-- Begin Given data --

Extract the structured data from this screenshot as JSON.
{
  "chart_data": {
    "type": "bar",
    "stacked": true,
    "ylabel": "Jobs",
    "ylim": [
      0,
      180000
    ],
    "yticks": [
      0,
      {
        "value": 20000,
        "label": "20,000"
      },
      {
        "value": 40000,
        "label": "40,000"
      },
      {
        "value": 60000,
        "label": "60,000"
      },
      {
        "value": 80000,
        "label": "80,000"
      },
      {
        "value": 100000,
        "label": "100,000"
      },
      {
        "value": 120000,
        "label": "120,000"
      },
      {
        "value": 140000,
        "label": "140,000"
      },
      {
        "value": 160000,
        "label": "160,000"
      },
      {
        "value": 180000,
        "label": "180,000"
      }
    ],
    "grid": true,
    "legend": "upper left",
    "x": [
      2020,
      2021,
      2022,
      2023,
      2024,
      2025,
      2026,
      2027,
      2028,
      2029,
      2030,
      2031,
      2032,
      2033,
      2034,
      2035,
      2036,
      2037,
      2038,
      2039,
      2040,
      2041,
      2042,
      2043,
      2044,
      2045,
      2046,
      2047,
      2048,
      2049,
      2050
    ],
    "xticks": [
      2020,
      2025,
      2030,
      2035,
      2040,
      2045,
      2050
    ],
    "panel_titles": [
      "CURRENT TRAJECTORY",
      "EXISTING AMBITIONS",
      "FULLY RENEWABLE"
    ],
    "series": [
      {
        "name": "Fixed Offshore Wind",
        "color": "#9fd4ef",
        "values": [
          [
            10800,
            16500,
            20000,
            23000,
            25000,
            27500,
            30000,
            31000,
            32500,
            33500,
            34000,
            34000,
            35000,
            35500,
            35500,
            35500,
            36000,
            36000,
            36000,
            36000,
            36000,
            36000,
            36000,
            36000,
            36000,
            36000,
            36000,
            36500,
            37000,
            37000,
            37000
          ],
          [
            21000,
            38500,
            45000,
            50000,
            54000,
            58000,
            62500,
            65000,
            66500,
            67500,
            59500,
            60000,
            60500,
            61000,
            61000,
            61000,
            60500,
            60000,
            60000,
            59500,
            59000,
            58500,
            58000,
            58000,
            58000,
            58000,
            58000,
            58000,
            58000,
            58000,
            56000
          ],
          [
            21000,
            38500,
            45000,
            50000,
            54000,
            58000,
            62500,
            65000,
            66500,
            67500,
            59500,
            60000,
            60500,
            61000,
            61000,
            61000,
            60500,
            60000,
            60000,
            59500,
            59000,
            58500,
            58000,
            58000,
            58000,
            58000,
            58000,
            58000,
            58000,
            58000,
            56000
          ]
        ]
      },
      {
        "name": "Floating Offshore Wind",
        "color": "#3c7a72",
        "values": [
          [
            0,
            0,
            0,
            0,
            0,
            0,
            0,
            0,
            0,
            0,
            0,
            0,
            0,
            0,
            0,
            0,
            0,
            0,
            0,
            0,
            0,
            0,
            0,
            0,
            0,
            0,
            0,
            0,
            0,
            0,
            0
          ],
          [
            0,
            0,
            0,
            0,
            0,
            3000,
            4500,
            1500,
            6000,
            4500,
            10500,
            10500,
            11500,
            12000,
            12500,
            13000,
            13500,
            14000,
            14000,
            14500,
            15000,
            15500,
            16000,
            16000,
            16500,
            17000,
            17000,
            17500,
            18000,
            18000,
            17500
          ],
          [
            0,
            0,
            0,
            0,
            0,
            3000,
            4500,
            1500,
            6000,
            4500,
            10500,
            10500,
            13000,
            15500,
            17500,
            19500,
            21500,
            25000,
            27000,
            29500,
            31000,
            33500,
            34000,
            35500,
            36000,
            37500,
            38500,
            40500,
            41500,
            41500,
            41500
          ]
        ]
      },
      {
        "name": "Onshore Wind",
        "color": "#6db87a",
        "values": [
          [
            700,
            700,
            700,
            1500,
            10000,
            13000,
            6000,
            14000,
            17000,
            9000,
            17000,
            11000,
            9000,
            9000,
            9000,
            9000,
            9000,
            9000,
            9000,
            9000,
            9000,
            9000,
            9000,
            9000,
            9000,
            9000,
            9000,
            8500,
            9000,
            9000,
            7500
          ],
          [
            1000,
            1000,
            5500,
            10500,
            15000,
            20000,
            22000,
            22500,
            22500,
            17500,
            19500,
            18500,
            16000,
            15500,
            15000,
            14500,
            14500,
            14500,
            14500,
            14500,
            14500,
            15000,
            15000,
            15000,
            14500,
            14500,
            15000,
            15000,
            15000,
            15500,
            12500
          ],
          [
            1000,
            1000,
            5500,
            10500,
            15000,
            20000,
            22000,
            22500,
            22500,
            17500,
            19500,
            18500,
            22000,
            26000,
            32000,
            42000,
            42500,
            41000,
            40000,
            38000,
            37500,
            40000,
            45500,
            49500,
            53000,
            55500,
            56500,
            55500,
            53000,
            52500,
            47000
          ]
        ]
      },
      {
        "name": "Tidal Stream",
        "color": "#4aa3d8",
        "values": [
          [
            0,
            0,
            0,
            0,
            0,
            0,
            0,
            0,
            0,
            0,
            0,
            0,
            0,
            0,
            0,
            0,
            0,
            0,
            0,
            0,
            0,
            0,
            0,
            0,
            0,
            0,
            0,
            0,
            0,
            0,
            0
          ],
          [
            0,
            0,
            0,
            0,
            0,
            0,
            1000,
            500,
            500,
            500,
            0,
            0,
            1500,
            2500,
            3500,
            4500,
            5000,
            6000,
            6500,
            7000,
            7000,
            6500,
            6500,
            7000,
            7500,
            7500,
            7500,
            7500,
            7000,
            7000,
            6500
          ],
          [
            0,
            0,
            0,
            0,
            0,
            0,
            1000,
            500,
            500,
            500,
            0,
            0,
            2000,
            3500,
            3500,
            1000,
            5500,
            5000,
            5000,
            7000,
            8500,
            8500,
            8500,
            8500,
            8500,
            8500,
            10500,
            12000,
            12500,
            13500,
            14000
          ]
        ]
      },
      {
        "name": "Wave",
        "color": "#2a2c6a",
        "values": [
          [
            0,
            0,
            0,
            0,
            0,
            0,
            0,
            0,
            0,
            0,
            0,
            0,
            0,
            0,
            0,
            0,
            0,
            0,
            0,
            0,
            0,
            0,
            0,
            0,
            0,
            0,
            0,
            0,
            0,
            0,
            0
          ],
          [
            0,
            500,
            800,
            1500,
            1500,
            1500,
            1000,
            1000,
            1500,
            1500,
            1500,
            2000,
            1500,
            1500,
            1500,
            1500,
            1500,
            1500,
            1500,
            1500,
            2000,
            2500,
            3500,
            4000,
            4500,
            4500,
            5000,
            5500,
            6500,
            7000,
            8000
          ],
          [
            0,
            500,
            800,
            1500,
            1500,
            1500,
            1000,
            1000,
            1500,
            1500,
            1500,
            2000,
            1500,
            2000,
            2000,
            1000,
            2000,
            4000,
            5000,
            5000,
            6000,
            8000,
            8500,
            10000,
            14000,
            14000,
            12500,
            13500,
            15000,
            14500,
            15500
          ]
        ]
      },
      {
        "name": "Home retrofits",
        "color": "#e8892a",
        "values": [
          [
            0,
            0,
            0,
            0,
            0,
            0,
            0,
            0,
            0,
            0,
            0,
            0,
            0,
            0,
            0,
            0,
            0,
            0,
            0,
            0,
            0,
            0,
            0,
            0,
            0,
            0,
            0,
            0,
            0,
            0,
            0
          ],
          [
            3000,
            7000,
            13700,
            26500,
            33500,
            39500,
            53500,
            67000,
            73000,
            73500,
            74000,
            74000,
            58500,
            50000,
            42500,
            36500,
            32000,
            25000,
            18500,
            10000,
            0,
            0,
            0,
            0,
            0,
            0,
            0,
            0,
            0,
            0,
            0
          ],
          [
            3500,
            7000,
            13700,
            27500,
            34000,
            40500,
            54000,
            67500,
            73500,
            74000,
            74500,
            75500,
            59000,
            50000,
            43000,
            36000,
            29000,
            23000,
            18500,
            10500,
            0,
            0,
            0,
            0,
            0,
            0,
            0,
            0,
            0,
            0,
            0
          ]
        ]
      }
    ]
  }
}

-- End Given data --

> [Aim of the exercise] Only lines with the word "color" are wanted, so copy each one from the records.

> [Result]
        "color": "#9fd4ef",
        "color": "#3c7a72",
        "color": "#6db87a",
        "color": "#4aa3d8",
        "color": "#2a2c6a",
        "color": "#e8892a",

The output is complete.